*** RECORDS TO USE
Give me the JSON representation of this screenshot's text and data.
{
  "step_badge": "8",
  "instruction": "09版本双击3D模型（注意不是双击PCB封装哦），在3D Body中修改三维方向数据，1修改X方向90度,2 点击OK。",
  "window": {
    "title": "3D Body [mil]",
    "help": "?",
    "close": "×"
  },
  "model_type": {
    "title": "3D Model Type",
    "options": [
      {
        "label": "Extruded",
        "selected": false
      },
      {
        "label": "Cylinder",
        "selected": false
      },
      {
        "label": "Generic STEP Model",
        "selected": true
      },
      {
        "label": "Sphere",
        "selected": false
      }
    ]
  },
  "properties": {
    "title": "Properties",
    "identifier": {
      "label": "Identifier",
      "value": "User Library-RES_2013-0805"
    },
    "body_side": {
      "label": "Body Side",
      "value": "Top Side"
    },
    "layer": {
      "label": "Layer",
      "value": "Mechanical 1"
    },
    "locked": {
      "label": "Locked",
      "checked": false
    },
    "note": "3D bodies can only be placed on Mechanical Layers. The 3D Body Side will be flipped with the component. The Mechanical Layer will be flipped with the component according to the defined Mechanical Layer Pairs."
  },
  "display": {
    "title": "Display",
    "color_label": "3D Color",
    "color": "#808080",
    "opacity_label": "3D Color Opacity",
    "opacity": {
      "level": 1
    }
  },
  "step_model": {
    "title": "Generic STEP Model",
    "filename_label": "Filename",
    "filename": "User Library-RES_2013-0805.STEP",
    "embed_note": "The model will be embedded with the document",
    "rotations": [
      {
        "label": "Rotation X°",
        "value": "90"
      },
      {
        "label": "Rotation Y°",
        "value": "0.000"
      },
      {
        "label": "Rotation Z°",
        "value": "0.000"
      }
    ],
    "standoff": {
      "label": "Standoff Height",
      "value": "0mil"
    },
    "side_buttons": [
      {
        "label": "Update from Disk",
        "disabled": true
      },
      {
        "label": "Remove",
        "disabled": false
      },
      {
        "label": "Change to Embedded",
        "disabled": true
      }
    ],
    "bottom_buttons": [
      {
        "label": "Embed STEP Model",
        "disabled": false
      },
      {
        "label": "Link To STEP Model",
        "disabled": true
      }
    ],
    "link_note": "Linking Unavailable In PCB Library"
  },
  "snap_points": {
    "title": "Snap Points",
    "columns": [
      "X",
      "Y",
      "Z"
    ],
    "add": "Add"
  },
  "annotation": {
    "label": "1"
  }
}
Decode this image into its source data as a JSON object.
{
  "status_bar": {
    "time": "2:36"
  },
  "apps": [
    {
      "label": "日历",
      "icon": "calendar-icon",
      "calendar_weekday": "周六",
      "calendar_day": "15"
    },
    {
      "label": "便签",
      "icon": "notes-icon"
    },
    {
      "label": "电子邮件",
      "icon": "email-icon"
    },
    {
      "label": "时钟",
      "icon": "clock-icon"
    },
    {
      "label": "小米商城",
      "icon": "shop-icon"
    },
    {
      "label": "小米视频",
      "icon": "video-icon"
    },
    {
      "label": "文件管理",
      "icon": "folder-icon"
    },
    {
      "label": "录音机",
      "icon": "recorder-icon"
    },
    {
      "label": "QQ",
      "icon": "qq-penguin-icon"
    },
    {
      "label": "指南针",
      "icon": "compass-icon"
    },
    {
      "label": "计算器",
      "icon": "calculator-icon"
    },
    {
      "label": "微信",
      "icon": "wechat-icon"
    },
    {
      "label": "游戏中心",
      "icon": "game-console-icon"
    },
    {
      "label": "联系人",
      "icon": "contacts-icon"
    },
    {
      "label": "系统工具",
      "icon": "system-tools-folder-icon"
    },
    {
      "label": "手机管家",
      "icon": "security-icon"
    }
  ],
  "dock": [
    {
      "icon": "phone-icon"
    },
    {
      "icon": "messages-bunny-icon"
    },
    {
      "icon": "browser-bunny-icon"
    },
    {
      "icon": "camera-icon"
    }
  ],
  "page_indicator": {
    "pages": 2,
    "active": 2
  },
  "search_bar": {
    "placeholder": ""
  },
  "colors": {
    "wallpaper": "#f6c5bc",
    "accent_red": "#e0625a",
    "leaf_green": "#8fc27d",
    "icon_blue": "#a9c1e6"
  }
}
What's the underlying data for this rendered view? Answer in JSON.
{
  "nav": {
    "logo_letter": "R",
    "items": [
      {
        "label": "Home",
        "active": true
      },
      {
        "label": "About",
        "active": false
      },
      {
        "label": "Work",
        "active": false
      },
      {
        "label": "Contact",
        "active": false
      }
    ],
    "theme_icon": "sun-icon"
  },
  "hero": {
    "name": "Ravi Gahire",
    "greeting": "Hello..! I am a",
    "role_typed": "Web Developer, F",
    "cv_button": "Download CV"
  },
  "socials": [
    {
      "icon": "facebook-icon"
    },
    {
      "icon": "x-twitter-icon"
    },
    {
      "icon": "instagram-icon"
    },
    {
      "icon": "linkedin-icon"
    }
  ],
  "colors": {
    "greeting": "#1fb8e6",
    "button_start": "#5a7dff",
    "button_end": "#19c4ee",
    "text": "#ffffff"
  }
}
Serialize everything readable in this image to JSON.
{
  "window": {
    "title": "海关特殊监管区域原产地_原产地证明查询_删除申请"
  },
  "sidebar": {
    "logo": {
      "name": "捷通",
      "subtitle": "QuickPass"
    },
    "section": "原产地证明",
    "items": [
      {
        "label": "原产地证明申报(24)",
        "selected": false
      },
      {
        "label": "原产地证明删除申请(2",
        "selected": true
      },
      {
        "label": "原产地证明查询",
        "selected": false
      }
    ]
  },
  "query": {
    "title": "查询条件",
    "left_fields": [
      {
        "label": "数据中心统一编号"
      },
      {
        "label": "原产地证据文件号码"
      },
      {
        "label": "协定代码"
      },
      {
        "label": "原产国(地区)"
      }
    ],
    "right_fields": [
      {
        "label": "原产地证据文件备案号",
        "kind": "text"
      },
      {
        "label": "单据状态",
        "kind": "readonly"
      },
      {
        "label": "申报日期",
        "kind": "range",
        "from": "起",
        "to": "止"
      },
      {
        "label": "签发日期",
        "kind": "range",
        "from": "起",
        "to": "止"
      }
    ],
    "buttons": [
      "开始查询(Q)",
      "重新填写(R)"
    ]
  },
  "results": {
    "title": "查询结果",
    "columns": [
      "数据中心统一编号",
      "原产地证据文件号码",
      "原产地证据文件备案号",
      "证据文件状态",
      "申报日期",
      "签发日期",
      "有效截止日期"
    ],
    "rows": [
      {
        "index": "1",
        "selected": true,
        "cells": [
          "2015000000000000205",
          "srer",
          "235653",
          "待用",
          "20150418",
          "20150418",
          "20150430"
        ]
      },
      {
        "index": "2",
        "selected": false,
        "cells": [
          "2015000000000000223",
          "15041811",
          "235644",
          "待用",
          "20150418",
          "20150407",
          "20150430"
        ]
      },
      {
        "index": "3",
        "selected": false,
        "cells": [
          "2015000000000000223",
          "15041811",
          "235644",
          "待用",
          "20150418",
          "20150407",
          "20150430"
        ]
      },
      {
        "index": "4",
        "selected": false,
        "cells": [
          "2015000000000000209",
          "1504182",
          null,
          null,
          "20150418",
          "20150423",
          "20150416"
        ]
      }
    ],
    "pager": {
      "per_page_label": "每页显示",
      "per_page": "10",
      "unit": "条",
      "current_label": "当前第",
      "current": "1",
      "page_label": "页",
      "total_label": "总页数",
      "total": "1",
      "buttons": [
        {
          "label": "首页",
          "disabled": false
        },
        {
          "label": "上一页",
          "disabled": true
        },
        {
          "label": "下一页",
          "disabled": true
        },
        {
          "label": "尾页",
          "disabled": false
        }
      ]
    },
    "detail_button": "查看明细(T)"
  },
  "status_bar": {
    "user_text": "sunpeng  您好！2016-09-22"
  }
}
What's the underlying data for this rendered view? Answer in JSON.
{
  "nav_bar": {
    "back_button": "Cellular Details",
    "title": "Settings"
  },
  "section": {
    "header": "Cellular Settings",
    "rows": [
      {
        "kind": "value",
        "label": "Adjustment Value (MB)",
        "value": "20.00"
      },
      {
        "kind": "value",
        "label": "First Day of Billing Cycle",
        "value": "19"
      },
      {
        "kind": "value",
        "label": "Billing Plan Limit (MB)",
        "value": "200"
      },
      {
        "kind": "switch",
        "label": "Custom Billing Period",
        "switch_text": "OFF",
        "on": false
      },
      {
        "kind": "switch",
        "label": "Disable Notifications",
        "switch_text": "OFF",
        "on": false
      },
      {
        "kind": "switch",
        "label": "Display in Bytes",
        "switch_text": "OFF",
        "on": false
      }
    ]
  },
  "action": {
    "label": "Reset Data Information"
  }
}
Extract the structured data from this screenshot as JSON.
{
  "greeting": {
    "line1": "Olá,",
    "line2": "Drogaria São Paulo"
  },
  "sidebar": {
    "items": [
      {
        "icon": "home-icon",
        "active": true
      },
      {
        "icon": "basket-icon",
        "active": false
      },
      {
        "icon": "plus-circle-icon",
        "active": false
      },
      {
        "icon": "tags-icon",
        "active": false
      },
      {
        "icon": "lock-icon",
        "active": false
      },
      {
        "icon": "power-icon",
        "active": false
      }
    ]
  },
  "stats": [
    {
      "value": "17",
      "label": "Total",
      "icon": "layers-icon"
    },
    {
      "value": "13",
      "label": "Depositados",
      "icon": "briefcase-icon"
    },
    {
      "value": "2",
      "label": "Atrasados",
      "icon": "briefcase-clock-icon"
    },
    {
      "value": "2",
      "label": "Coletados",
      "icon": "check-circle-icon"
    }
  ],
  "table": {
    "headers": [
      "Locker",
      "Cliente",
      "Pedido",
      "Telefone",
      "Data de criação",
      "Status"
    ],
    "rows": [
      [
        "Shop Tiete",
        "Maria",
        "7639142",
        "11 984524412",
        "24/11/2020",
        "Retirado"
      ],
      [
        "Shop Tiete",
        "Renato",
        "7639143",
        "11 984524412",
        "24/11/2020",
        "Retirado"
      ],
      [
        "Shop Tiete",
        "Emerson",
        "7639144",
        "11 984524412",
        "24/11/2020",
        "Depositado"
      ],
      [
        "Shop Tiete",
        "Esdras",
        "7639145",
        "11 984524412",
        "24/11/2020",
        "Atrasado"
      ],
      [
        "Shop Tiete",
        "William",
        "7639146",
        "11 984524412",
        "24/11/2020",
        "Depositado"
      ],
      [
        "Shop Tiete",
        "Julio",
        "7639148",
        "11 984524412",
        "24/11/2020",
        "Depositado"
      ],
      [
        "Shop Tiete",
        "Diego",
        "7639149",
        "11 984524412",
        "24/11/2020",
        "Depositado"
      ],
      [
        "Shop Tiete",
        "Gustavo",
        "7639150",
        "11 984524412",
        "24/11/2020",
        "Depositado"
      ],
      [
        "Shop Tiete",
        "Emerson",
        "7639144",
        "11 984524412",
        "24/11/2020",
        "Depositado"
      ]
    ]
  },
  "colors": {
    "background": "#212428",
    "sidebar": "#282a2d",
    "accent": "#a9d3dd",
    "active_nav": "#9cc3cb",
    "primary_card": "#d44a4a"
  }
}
******
Filter for "briefcase". Return all lines that hold it.

» **RESPONSE**:
      "icon": "briefcase-icon"
      "icon": "briefcase-clock-icon"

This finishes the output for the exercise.